[BEGIN AVAILABLE RECORDS]

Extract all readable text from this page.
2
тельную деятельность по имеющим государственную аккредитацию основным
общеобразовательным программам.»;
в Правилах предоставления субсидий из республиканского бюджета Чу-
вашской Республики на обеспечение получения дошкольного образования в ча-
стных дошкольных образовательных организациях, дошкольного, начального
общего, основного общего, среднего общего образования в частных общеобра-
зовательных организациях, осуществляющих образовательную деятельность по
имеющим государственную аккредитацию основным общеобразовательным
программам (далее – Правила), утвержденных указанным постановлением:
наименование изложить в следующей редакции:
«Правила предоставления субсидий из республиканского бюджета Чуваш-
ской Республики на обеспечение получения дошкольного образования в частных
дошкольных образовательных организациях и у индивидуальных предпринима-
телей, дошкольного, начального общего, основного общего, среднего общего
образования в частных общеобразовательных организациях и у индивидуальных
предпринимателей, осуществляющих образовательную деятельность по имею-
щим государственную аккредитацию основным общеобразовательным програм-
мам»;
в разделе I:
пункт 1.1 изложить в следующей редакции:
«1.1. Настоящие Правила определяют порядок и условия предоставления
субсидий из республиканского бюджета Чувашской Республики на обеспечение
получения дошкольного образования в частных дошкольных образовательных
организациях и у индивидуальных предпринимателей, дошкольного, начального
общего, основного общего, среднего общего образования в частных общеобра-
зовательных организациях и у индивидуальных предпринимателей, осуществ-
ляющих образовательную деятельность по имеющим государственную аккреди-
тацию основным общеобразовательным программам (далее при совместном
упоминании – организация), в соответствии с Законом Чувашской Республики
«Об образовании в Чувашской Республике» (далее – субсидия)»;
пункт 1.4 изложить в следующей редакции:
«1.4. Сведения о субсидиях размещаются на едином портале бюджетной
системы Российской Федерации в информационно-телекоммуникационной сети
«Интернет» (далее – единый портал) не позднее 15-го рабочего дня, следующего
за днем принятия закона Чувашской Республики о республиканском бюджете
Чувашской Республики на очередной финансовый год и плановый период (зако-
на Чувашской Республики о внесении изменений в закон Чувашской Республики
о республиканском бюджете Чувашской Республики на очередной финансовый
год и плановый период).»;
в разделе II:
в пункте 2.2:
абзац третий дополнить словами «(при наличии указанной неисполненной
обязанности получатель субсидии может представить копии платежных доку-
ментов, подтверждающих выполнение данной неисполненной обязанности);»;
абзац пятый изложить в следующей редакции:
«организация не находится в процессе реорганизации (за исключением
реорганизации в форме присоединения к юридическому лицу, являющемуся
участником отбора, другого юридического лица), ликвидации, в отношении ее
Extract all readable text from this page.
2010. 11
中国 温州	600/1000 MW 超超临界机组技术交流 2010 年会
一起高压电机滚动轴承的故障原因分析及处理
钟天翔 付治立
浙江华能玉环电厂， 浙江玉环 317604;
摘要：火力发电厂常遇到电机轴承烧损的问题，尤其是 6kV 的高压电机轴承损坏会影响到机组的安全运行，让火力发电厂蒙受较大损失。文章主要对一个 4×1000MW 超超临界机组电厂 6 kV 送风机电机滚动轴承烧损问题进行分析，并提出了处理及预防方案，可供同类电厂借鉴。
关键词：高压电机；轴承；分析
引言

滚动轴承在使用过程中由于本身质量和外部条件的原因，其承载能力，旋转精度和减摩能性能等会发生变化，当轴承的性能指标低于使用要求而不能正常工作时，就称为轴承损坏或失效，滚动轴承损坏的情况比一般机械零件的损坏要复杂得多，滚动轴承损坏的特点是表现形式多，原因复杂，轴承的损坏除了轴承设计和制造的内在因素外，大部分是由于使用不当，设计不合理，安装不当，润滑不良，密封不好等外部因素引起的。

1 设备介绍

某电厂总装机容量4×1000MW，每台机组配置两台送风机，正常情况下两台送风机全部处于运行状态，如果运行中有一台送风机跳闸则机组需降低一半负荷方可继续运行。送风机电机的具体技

[END AVAILABLE RECORDS]

# [CHALLENGE]
Repeat the entries shown above, every one, word for word.

# [FULL ANSWER]
Extract all readable text from this page.
2
тельную деятельность по имеющим государственную аккредитацию основным
общеобразовательным программам.»;
в Правилах предоставления субсидий из республиканского бюджета Чу-
вашской Республики на обеспечение получения дошкольного образования в ча-
стных дошкольных образовательных организациях, дошкольного, начального
общего, основного общего, среднего общего образования в частных общеобра-
зовательных организациях, осуществляющих образовательную деятельность по
имеющим государственную аккредитацию основным общеобразовательным
программам (далее – Правила), утвержденных указанным постановлением:
наименование изложить в следующей редакции:
«Правила предоставления субсидий из республиканского бюджета Чуваш-
ской Республики на обеспечение получения дошкольного образования в частных
дошкольных образовательных организациях и у индивидуальных предпринима-
телей, дошкольного, начального общего, основного общего, среднего общего
образования в частных общеобразовательных организациях и у индивидуальных
предпринимателей, осуществляющих образовательную деятельность по имею-
щим государственную аккредитацию основным общеобразовательным програм-
мам»;
в разделе I:
пункт 1.1 изложить в следующей редакции:
«1.1. Настоящие Правила определяют порядок и условия предоставления
субсидий из республиканского бюджета Чувашской Республики на обеспечение
получения дошкольного образования в частных дошкольных образовательных
организациях и у индивидуальных предпринимателей, дошкольного, начального
общего, основного общего, среднего общего образования в частных общеобра-
зовательных организациях и у индивидуальных предпринимателей, осуществ-
ляющих образовательную деятельность по имеющим государственную аккреди-
тацию основным общеобразовательным программам (далее при совместном
упоминании – организация), в соответствии с Законом Чувашской Республики
«Об образовании в Чувашской Республике» (далее – субсидия)»;
пункт 1.4 изложить в следующей редакции:
«1.4. Сведения о субсидиях размещаются на едином портале бюджетной
системы Российской Федерации в информационно-телекоммуникационной сети
«Интернет» (далее – единый портал) не позднее 15-го рабочего дня, следующего
за днем принятия закона Чувашской Республики о республиканском бюджете
Чувашской Республики на очередной финансовый год и плановый период (зако-
на Чувашской Республики о внесении изменений в закон Чувашской Республики
о республиканском бюджете Чувашской Республики на очередной финансовый
год и плановый период).»;
в разделе II:
в пункте 2.2:
абзац третий дополнить словами «(при наличии указанной неисполненной
обязанности получатель субсидии может представить копии платежных доку-
ментов, подтверждающих выполнение данной неисполненной обязанности);»;
абзац пятый изложить в следующей редакции:
«организация не находится в процессе реорганизации (за исключением
реорганизации в форме присоединения к юридическому лицу, являющемуся
участником отбора, другого юридического лица), ликвидации, в отношении ее
Extract all readable text from this page.
2010. 11
中国 温州	600/1000 MW 超超临界机组技术交流 2010 年会
一起高压电机滚动轴承的故障原因分析及处理
钟天翔 付治立
浙江华能玉环电厂， 浙江玉环 317604;
摘要：火力发电厂常遇到电机轴承烧损的问题，尤其是 6kV 的高压电机轴承损坏会影响到机组的安全运行，让火力发电厂蒙受较大损失。文章主要对一个 4×1000MW 超超临界机组电厂 6 kV 送风机电机滚动轴承烧损问题进行分析，并提出了处理及预防方案，可供同类电厂借鉴。
关键词：高压电机；轴承；分析
引言

滚动轴承在使用过程中由于本身质量和外部条件的原因，其承载能力，旋转精度和减摩能性能等会发生变化，当轴承的性能指标低于使用要求而不能正常工作时，就称为轴承损坏或失效，滚动轴承损坏的情况比一般机械零件的损坏要复杂得多，滚动轴承损坏的特点是表现形式多，原因复杂，轴承的损坏除了轴承设计和制造的内在因素外，大部分是由于使用不当，设计不合理，安装不当，润滑不良，密封不好等外部因素引起的。

1 设备介绍

某电厂总装机容量4×1000MW，每台机组配置两台送风机，正常情况下两台送风机全部处于运行状态，如果运行中有一台送风机跳闸则机组需降低一半负荷方可继续运行。送风机电机的具体技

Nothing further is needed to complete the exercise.